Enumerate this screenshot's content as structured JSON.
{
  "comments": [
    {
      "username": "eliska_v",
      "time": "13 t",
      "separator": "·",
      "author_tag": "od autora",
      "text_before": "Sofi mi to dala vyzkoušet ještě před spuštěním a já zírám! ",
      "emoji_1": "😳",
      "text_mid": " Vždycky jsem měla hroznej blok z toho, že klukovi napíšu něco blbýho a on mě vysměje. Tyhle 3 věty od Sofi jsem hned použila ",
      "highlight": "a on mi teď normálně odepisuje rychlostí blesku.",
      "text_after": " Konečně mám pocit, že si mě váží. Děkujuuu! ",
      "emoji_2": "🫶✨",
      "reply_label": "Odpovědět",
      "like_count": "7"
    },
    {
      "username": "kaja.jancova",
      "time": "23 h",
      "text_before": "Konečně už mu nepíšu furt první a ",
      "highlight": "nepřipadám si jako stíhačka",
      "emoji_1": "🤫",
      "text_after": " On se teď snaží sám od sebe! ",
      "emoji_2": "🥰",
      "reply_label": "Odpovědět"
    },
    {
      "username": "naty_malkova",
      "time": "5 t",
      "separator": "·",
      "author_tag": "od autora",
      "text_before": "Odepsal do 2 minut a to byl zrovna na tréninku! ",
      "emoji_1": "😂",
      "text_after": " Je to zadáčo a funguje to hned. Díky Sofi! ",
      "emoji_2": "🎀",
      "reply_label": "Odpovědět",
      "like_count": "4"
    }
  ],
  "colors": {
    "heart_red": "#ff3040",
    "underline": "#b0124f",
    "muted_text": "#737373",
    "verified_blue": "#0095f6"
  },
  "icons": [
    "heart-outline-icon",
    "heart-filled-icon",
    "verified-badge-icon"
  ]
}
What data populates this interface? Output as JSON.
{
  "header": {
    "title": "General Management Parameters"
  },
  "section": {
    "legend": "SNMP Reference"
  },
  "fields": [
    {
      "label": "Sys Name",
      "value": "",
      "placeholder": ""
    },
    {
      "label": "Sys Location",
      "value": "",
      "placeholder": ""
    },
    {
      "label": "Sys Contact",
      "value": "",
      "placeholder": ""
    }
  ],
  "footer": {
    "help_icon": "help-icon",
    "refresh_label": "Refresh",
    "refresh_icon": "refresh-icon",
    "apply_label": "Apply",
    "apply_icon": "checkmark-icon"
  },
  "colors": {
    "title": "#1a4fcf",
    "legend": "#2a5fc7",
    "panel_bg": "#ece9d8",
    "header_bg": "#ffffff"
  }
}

· · · · ·

- [WHAT IS BEING ASKED]: Find how many lines of the entries contain "this". Respond with the number only.

- [FINAL RESULT]: 2